╭─ Dataset records

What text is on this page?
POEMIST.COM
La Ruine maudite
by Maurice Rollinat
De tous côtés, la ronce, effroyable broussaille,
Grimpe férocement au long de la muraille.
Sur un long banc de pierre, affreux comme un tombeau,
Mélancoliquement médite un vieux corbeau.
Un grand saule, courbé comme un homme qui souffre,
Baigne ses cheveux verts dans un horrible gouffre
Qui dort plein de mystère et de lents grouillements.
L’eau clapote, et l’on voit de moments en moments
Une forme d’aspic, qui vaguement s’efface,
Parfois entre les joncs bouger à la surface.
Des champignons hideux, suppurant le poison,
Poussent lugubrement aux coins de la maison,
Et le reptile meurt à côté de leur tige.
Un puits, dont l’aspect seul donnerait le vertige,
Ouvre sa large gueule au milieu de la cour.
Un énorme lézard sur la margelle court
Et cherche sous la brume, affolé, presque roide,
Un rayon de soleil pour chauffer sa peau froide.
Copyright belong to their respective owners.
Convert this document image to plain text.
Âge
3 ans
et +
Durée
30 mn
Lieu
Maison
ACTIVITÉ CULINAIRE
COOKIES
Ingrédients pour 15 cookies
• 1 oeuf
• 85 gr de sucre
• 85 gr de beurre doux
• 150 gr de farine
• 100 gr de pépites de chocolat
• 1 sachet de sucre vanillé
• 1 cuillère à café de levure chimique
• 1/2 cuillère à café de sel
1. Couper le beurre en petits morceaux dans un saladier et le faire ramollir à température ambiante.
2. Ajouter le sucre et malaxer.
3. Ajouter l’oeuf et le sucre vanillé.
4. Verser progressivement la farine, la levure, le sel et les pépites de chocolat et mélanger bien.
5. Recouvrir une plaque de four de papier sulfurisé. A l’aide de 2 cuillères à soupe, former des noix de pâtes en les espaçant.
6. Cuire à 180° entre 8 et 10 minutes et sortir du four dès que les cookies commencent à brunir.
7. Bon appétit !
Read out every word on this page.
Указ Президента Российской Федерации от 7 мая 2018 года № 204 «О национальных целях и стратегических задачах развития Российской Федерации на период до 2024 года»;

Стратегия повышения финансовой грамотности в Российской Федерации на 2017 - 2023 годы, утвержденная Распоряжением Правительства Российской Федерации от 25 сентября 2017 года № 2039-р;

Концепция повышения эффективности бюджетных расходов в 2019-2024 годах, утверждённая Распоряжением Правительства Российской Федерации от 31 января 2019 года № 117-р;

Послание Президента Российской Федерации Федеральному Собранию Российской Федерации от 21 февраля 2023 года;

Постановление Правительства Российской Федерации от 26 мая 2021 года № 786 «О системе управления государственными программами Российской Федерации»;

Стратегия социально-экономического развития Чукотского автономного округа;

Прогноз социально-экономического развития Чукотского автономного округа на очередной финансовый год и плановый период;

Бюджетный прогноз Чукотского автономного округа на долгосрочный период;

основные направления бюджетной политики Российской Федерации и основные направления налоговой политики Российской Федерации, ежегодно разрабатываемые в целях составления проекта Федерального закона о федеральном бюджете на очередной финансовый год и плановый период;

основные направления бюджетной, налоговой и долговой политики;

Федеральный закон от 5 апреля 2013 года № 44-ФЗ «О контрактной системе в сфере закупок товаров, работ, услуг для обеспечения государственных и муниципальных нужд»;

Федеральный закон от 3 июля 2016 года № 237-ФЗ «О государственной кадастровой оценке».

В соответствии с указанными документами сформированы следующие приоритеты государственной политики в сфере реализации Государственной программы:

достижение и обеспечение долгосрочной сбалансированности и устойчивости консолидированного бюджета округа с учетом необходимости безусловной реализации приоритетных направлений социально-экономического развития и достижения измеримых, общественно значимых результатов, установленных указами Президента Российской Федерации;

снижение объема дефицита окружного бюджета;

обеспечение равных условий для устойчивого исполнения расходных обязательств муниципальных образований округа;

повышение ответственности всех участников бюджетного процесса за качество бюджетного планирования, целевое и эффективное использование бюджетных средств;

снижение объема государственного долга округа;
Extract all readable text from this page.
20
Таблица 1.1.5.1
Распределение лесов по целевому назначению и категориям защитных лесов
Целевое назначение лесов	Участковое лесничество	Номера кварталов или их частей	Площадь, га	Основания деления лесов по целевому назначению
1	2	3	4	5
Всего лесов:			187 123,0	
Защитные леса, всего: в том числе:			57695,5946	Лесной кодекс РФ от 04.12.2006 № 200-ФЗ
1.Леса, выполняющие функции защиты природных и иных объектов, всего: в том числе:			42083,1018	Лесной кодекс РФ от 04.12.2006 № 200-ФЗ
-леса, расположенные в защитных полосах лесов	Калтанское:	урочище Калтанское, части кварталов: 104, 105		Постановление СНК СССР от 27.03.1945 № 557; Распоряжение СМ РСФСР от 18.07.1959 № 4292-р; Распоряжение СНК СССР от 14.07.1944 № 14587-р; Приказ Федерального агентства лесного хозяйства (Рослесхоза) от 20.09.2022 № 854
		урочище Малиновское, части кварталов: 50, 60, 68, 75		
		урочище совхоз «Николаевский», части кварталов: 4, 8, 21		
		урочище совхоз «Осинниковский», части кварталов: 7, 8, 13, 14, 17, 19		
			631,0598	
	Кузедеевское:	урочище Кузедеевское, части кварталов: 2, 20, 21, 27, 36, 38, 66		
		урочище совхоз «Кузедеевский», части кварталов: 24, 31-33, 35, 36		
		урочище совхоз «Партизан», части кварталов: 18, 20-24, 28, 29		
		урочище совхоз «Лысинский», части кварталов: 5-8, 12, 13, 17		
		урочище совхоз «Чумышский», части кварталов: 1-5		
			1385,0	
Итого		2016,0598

╰─

- The problem
Print the material above once more, exactly.

- Result for this task
What text is on this page?
POEMIST.COM
La Ruine maudite
by Maurice Rollinat
De tous côtés, la ronce, effroyable broussaille,
Grimpe férocement au long de la muraille.
Sur un long banc de pierre, affreux comme un tombeau,
Mélancoliquement médite un vieux corbeau.
Un grand saule, courbé comme un homme qui souffre,
Baigne ses cheveux verts dans un horrible gouffre
Qui dort plein de mystère et de lents grouillements.
L’eau clapote, et l’on voit de moments en moments
Une forme d’aspic, qui vaguement s’efface,
Parfois entre les joncs bouger à la surface.
Des champignons hideux, suppurant le poison,
Poussent lugubrement aux coins de la maison,
Et le reptile meurt à côté de leur tige.
Un puits, dont l’aspect seul donnerait le vertige,
Ouvre sa large gueule au milieu de la cour.
Un énorme lézard sur la margelle court
Et cherche sous la brume, affolé, presque roide,
Un rayon de soleil pour chauffer sa peau froide.
Copyright belong to their respective owners.
Convert this document image to plain text.
Âge
3 ans
et +
Durée
30 mn
Lieu
Maison
ACTIVITÉ CULINAIRE
COOKIES
Ingrédients pour 15 cookies
• 1 oeuf
• 85 gr de sucre
• 85 gr de beurre doux
• 150 gr de farine
• 100 gr de pépites de chocolat
• 1 sachet de sucre vanillé
• 1 cuillère à café de levure chimique
• 1/2 cuillère à café de sel
1. Couper le beurre en petits morceaux dans un saladier et le faire ramollir à température ambiante.
2. Ajouter le sucre et malaxer.
3. Ajouter l’oeuf et le sucre vanillé.
4. Verser progressivement la farine, la levure, le sel et les pépites de chocolat et mélanger bien.
5. Recouvrir une plaque de four de papier sulfurisé. A l’aide de 2 cuillères à soupe, former des noix de pâtes en les espaçant.
6. Cuire à 180° entre 8 et 10 minutes et sortir du four dès que les cookies commencent à brunir.
7. Bon appétit !
Read out every word on this page.
Указ Президента Российской Федерации от 7 мая 2018 года № 204 «О национальных целях и стратегических задачах развития Российской Федерации на период до 2024 года»;

Стратегия повышения финансовой грамотности в Российской Федерации на 2017 - 2023 годы, утвержденная Распоряжением Правительства Российской Федерации от 25 сентября 2017 года № 2039-р;

Концепция повышения эффективности бюджетных расходов в 2019-2024 годах, утверждённая Распоряжением Правительства Российской Федерации от 31 января 2019 года № 117-р;

Послание Президента Российской Федерации Федеральному Собранию Российской Федерации от 21 февраля 2023 года;

Постановление Правительства Российской Федерации от 26 мая 2021 года № 786 «О системе управления государственными программами Российской Федерации»;

Стратегия социально-экономического развития Чукотского автономного округа;

Прогноз социально-экономического развития Чукотского автономного округа на очередной финансовый год и плановый период;

Бюджетный прогноз Чукотского автономного округа на долгосрочный период;

основные направления бюджетной политики Российской Федерации и основные направления налоговой политики Российской Федерации, ежегодно разрабатываемые в целях составления проекта Федерального закона о федеральном бюджете на очередной финансовый год и плановый период;

основные направления бюджетной, налоговой и долговой политики;

Федеральный закон от 5 апреля 2013 года № 44-ФЗ «О контрактной системе в сфере закупок товаров, работ, услуг для обеспечения государственных и муниципальных нужд»;

Федеральный закон от 3 июля 2016 года № 237-ФЗ «О государственной кадастровой оценке».

В соответствии с указанными документами сформированы следующие приоритеты государственной политики в сфере реализации Государственной программы:

достижение и обеспечение долгосрочной сбалансированности и устойчивости консолидированного бюджета округа с учетом необходимости безусловной реализации приоритетных направлений социально-экономического развития и достижения измеримых, общественно значимых результатов, установленных указами Президента Российской Федерации;

снижение объема дефицита окружного бюджета;

обеспечение равных условий для устойчивого исполнения расходных обязательств муниципальных образований округа;

повышение ответственности всех участников бюджетного процесса за качество бюджетного планирования, целевое и эффективное использование бюджетных средств;

снижение объема государственного долга округа;
Extract all readable text from this page.
20
Таблица 1.1.5.1
Распределение лесов по целевому назначению и категориям защитных лесов
Целевое назначение лесов	Участковое лесничество	Номера кварталов или их частей	Площадь, га	Основания деления лесов по целевому назначению
1	2	3	4	5
Всего лесов:			187 123,0	
Защитные леса, всего: в том числе:			57695,5946	Лесной кодекс РФ от 04.12.2006 № 200-ФЗ
1.Леса, выполняющие функции защиты природных и иных объектов, всего: в том числе:			42083,1018	Лесной кодекс РФ от 04.12.2006 № 200-ФЗ
-леса, расположенные в защитных полосах лесов	Калтанское:	урочище Калтанское, части кварталов: 104, 105		Постановление СНК СССР от 27.03.1945 № 557; Распоряжение СМ РСФСР от 18.07.1959 № 4292-р; Распоряжение СНК СССР от 14.07.1944 № 14587-р; Приказ Федерального агентства лесного хозяйства (Рослесхоза) от 20.09.2022 № 854
		урочище Малиновское, части кварталов: 50, 60, 68, 75		
		урочище совхоз «Николаевский», части кварталов: 4, 8, 21		
		урочище совхоз «Осинниковский», части кварталов: 7, 8, 13, 14, 17, 19		
			631,0598	
	Кузедеевское:	урочище Кузедеевское, части кварталов: 2, 20, 21, 27, 36, 38, 66		
		урочище совхоз «Кузедеевский», части кварталов: 24, 31-33, 35, 36		
		урочище совхоз «Партизан», части кварталов: 18, 20-24, 28, 29		
		урочище совхоз «Лысинский», части кварталов: 5-8, 12, 13, 17		
		урочище совхоз «Чумышский», части кварталов: 1-5		
			1385,0	
Итого		2016,0598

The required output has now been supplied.